| TASK INPUTS |
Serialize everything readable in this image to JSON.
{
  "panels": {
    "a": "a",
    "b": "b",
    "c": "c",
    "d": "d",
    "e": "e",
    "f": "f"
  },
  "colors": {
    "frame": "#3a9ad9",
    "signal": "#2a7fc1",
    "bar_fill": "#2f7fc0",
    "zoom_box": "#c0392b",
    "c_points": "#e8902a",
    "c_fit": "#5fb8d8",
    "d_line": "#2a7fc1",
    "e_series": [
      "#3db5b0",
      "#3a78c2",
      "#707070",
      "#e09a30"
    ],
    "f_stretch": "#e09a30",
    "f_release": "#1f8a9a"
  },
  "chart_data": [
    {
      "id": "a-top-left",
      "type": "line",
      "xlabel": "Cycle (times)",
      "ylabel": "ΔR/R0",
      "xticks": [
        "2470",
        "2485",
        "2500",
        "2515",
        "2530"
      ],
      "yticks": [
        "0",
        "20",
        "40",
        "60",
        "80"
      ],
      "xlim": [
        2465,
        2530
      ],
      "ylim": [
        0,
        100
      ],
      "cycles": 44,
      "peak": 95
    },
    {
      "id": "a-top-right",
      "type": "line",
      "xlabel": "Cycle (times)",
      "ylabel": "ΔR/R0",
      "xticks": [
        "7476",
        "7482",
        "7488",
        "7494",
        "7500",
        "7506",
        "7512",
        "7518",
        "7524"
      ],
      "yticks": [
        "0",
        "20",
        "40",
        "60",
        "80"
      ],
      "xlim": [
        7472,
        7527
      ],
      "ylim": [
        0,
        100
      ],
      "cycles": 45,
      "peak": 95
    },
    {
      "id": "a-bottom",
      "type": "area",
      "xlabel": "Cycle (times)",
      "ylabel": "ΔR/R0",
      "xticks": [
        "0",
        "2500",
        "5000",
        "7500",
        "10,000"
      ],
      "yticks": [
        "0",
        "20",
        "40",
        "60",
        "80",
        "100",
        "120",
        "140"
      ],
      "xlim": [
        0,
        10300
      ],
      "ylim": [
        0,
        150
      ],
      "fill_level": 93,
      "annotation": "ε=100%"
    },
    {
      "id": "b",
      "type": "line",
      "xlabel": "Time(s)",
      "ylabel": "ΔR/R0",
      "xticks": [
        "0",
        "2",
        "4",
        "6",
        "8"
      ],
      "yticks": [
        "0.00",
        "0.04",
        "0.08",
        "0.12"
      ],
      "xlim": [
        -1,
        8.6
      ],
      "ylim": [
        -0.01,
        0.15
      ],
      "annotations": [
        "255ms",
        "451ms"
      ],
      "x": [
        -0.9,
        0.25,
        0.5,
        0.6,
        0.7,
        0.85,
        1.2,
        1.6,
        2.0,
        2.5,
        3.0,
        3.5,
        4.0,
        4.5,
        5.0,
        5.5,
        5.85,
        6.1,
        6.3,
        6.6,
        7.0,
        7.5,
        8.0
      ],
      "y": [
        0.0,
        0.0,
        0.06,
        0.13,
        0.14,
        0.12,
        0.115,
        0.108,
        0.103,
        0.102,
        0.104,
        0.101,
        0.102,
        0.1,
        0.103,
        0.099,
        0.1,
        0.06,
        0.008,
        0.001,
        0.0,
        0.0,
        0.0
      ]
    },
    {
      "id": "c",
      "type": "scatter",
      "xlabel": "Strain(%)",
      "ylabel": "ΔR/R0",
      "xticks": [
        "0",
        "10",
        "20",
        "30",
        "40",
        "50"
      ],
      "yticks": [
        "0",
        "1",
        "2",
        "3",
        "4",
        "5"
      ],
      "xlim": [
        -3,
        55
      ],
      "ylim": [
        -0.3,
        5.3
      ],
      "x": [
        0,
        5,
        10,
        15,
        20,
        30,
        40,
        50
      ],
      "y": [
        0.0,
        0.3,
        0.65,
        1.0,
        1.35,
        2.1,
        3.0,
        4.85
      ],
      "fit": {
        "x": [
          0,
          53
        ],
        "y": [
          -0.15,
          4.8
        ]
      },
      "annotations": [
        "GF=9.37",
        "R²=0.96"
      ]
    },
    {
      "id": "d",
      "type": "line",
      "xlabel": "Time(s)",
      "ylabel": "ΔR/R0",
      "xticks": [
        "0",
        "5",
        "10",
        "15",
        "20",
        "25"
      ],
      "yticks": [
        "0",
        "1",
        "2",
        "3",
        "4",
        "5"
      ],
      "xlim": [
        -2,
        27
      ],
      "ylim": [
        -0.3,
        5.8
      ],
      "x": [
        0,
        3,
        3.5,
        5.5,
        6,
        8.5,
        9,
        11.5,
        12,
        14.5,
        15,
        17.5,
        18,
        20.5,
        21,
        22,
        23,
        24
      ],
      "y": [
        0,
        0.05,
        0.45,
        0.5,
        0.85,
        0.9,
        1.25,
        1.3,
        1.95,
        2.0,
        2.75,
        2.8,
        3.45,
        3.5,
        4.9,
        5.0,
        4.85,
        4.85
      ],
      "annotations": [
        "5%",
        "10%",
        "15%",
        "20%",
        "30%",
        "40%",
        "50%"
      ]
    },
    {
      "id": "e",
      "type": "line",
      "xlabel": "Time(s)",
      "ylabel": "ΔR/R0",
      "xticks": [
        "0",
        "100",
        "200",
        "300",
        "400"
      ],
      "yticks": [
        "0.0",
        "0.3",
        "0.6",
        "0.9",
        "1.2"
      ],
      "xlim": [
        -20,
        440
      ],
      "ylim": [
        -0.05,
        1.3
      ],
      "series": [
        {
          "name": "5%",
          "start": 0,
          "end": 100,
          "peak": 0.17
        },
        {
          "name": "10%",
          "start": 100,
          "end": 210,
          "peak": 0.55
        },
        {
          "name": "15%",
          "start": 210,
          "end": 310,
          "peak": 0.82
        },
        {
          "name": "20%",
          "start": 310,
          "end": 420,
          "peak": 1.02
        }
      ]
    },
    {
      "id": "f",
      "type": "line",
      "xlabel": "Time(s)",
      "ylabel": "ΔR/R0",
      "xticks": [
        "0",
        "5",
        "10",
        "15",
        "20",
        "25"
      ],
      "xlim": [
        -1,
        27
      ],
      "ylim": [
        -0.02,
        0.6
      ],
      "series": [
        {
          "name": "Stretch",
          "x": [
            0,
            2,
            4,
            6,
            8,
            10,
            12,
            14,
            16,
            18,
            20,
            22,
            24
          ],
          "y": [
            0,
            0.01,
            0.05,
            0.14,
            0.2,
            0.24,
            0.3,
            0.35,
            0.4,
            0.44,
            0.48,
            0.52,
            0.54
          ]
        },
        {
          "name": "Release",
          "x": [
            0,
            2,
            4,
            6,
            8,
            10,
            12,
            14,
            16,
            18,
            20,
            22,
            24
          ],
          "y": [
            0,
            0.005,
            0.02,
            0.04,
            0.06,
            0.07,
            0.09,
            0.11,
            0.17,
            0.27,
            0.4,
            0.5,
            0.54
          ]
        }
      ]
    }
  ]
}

| GIVEN PROBLEM |
Search the records above for the string "peak". Copy every line that contains it.

| RESULT OF THIS TASK |
      "peak": 95
      "peak": 95
          "peak": 0.17
          "peak": 0.55
          "peak": 0.82
          "peak": 1.02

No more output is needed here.